AIM OF THE TASK: Only the pictures are to be left out; set down the rest of the records exactly.

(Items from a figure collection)
· · · · ·

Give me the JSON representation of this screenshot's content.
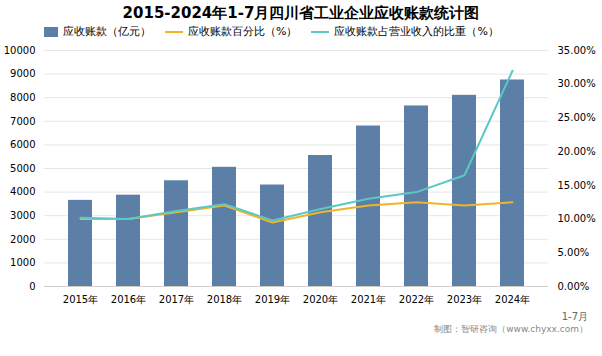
{
  "chart_data": {
    "type": "bar",
    "title": "2015-2024年1-7月四川省工业企业应收账款统计图",
    "categories": [
      "2015年",
      "2016年",
      "2017年",
      "2018年",
      "2019年",
      "2020年",
      "2021年",
      "2022年",
      "2023年",
      "2024年"
    ],
    "series": [
      {
        "name": "应收账款（亿元）",
        "type": "bar",
        "color": "#5b7fa6",
        "values": [
          3650,
          3870,
          4480,
          5050,
          4300,
          5550,
          6800,
          7650,
          8100,
          8750
        ]
      },
      {
        "name": "应收账款百分比（%）",
        "type": "line",
        "axis": "y2",
        "color": "#f0b429",
        "values": [
          10.0,
          10.0,
          11.0,
          12.0,
          9.5,
          11.0,
          12.0,
          12.5,
          12.0,
          12.5
        ]
      },
      {
        "name": "应收账款占营业收入的比重（%）",
        "type": "line",
        "axis": "y2",
        "color": "#5bc8c5",
        "values": [
          10.2,
          10.0,
          11.2,
          12.2,
          9.8,
          11.5,
          13.0,
          14.0,
          16.5,
          32.0
        ]
      }
    ],
    "ylim": [
      0,
      10000
    ],
    "yticks": [
      0,
      1000,
      2000,
      3000,
      4000,
      5000,
      6000,
      7000,
      8000,
      9000,
      10000
    ],
    "y2lim": [
      0,
      35
    ],
    "y2ticks": [
      {
        "value": 0,
        "label": "0.00%"
      },
      {
        "value": 5,
        "label": "5.00%"
      },
      {
        "value": 10,
        "label": "10.00%"
      },
      {
        "value": 15,
        "label": "15.00%"
      },
      {
        "value": 20,
        "label": "20.00%"
      },
      {
        "value": 25,
        "label": "25.00%"
      },
      {
        "value": 30,
        "label": "30.00%"
      },
      {
        "value": 35,
        "label": "35.00%"
      }
    ],
    "grid": true,
    "legend": "top",
    "annotations": [
      "1-7月",
      "制图：智研咨询（www.chyxx.com）"
    ]
  }
}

· · · · ·

WRITTEN ANSWER:
Give me the JSON representation of this screenshot's content.
{
  "chart_data": {
    "type": "bar",
    "title": "2015-2024年1-7月四川省工业企业应收账款统计图",
    "categories": [
      "2015年",
      "2016年",
      "2017年",
      "2018年",
      "2019年",
      "2020年",
      "2021年",
      "2022年",
      "2023年",
      "2024年"
    ],
    "series": [
      {
        "name": "应收账款（亿元）",
        "type": "bar",
        "color": "#5b7fa6",
        "values": [
          3650,
          3870,
          4480,
          5050,
          4300,
          5550,
          6800,
          7650,
          8100,
          8750
        ]
      },
      {
        "name": "应收账款百分比（%）",
        "type": "line",
        "axis": "y2",
        "color": "#f0b429",
        "values": [
          10.0,
          10.0,
          11.0,
          12.0,
          9.5,
          11.0,
          12.0,
          12.5,
          12.0,
          12.5
        ]
      },
      {
        "name": "应收账款占营业收入的比重（%）",
        "type": "line",
        "axis": "y2",
        "color": "#5bc8c5",
        "values": [
          10.2,
          10.0,
          11.2,
          12.2,
          9.8,
          11.5,
          13.0,
          14.0,
          16.5,
          32.0
        ]
      }
    ],
    "ylim": [
      0,
      10000
    ],
    "yticks": [
      0,
      1000,
      2000,
      3000,
      4000,
      5000,
      6000,
      7000,
      8000,
      9000,
      10000
    ],
    "y2lim": [
      0,
      35
    ],
    "y2ticks": [
      {
        "value": 0,
        "label": "0.00%"
      },
      {
        "value": 5,
        "label": "5.00%"
      },
      {
        "value": 10,
        "label": "10.00%"
      },
      {
        "value": 15,
        "label": "15.00%"
      },
      {
        "value": 20,
        "label": "20.00%"
      },
      {
        "value": 25,
        "label": "25.00%"
      },
      {
        "value": 30,
        "label": "30.00%"
      },
      {
        "value": 35,
        "label": "35.00%"
      }
    ],
    "grid": true,
    "legend": "top",
    "annotations": [
      "1-7月",
      "制图：智研咨询（www.chyxx.com）"
    ]
  }
}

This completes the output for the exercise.